## Aim of the exercise
The lines to extract begin at the one containing "Output a JSON" and run to the end of the listing; set them down exactly and alone.
------ Entries
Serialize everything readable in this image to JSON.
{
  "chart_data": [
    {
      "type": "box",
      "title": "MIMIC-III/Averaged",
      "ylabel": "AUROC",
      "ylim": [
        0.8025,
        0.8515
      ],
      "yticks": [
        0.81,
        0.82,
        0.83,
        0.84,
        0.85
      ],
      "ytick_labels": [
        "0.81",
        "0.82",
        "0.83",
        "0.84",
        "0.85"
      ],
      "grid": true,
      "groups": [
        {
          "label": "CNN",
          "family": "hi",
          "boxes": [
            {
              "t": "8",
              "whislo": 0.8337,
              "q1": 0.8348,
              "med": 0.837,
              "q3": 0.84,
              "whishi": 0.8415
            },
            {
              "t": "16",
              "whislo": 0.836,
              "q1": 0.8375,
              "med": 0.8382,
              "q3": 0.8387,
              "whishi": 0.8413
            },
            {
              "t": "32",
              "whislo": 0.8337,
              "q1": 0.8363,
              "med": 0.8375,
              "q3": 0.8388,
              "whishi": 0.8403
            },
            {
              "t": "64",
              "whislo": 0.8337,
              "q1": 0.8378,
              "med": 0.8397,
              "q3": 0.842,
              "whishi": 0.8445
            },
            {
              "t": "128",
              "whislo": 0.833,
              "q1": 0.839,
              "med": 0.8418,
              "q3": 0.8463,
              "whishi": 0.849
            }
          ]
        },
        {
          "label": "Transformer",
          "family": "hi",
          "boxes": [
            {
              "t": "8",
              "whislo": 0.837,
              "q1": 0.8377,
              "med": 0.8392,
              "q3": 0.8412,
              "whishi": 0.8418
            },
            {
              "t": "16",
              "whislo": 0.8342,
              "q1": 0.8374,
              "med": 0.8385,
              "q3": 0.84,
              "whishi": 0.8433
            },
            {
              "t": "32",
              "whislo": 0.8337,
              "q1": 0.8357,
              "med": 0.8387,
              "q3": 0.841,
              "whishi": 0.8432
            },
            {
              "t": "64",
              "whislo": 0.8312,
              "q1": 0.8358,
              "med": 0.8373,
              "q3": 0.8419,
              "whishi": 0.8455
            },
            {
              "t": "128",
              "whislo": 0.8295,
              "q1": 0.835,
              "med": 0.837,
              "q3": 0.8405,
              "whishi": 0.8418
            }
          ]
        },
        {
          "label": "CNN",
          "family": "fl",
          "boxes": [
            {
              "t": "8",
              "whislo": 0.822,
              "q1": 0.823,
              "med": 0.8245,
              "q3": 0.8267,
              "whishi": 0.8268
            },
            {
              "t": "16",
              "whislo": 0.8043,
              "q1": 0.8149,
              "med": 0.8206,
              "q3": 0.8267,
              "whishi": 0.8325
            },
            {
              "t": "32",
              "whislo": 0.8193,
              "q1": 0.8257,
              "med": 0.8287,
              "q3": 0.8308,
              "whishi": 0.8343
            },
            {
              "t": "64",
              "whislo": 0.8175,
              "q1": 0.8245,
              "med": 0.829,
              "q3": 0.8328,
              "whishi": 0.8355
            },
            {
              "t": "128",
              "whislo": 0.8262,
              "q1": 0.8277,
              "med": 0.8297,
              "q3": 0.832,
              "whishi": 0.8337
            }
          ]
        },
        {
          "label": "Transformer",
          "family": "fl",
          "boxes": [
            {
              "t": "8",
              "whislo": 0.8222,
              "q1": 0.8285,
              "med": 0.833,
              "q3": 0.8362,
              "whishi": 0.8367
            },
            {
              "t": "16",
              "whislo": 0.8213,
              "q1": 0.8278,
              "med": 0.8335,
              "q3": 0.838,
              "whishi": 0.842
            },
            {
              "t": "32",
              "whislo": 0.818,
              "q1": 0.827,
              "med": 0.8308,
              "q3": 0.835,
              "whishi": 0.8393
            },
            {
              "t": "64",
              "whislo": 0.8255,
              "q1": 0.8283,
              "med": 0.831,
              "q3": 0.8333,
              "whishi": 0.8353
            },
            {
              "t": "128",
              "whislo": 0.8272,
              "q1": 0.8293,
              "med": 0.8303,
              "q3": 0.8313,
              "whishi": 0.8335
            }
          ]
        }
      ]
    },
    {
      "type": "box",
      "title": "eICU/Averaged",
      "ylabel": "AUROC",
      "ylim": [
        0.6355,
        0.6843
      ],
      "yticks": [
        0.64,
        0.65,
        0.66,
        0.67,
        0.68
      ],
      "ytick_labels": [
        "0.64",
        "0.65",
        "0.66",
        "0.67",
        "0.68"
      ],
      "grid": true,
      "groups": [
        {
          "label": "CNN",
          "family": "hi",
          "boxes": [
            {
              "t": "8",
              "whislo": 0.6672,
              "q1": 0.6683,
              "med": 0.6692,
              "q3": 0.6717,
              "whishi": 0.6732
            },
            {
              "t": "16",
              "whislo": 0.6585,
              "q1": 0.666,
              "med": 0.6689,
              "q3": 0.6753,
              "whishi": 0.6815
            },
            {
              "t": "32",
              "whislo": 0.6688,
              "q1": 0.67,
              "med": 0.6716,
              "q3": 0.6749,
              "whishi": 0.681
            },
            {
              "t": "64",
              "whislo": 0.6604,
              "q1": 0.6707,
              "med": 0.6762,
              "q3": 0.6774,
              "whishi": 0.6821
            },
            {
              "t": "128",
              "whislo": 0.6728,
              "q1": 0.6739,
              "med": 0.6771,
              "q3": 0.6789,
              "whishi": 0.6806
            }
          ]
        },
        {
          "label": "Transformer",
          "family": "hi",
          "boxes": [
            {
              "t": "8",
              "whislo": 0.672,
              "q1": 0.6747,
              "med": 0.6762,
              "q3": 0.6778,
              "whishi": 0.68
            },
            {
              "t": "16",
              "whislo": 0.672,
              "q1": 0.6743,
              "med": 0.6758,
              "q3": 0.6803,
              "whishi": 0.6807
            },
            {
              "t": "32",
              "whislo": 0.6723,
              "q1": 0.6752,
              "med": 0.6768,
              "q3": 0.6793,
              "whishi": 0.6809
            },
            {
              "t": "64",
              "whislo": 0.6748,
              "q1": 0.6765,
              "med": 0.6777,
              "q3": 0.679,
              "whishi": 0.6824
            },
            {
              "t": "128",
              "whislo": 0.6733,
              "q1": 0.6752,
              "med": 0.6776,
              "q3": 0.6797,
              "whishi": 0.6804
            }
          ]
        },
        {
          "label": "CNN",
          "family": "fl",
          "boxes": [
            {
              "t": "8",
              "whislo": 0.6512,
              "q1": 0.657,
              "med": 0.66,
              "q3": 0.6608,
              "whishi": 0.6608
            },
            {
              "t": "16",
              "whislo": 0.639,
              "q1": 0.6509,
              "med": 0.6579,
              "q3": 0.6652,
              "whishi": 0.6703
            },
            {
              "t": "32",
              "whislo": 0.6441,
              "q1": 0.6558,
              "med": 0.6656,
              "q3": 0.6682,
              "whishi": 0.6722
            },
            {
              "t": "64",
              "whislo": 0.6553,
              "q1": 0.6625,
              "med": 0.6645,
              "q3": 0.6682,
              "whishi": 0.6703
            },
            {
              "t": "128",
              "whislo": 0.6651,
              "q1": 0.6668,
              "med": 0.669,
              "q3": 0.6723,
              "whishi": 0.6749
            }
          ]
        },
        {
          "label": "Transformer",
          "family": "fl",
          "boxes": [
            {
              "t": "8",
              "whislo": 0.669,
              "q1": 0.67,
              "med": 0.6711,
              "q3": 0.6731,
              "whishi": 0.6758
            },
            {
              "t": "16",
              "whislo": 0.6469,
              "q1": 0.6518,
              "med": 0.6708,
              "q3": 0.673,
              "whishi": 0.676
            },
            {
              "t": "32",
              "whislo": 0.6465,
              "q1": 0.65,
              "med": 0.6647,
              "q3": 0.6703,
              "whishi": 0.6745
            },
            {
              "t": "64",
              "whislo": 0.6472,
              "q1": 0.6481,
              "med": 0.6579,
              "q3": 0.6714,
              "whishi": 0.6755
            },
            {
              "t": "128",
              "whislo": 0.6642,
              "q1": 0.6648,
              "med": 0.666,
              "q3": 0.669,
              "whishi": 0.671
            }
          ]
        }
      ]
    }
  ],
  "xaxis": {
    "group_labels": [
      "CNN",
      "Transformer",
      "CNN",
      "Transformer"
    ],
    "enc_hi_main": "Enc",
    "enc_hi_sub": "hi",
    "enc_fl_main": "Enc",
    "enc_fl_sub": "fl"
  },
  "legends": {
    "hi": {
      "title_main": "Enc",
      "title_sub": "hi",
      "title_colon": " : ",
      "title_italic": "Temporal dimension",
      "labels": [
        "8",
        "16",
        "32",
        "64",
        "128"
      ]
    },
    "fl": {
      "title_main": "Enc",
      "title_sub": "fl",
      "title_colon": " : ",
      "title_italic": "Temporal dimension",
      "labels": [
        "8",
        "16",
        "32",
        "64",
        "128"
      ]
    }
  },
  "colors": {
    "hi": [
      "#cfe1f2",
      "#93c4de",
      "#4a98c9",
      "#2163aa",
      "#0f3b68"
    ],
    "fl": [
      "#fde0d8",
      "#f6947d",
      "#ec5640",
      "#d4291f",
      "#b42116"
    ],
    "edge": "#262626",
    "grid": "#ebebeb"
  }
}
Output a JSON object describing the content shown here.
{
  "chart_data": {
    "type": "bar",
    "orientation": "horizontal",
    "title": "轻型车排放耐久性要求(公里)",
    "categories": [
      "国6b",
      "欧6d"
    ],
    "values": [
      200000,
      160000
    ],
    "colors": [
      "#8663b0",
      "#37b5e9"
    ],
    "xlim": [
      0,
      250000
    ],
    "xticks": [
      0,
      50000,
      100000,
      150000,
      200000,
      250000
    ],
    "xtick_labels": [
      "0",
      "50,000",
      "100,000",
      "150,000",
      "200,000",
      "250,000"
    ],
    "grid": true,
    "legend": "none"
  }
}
------------
## Response below
Output a JSON object describing the content shown here.
{
  "chart_data": {
    "type": "bar",
    "orientation": "horizontal",
    "title": "轻型车排放耐久性要求(公里)",
    "categories": [
      "国6b",
      "欧6d"
    ],
    "values": [
      200000,
      160000
    ],
    "colors": [
      "#8663b0",
      "#37b5e9"
    ],
    "xlim": [
      0,
      250000
    ],
    "xticks": [
      0,
      50000,
      100000,
      150000,
      200000,
      250000
    ],
    "xtick_labels": [
      "0",
      "50,000",
      "100,000",
      "150,000",
      "200,000",
      "250,000"
    ],
    "grid": true,
    "legend": "none"
  }
}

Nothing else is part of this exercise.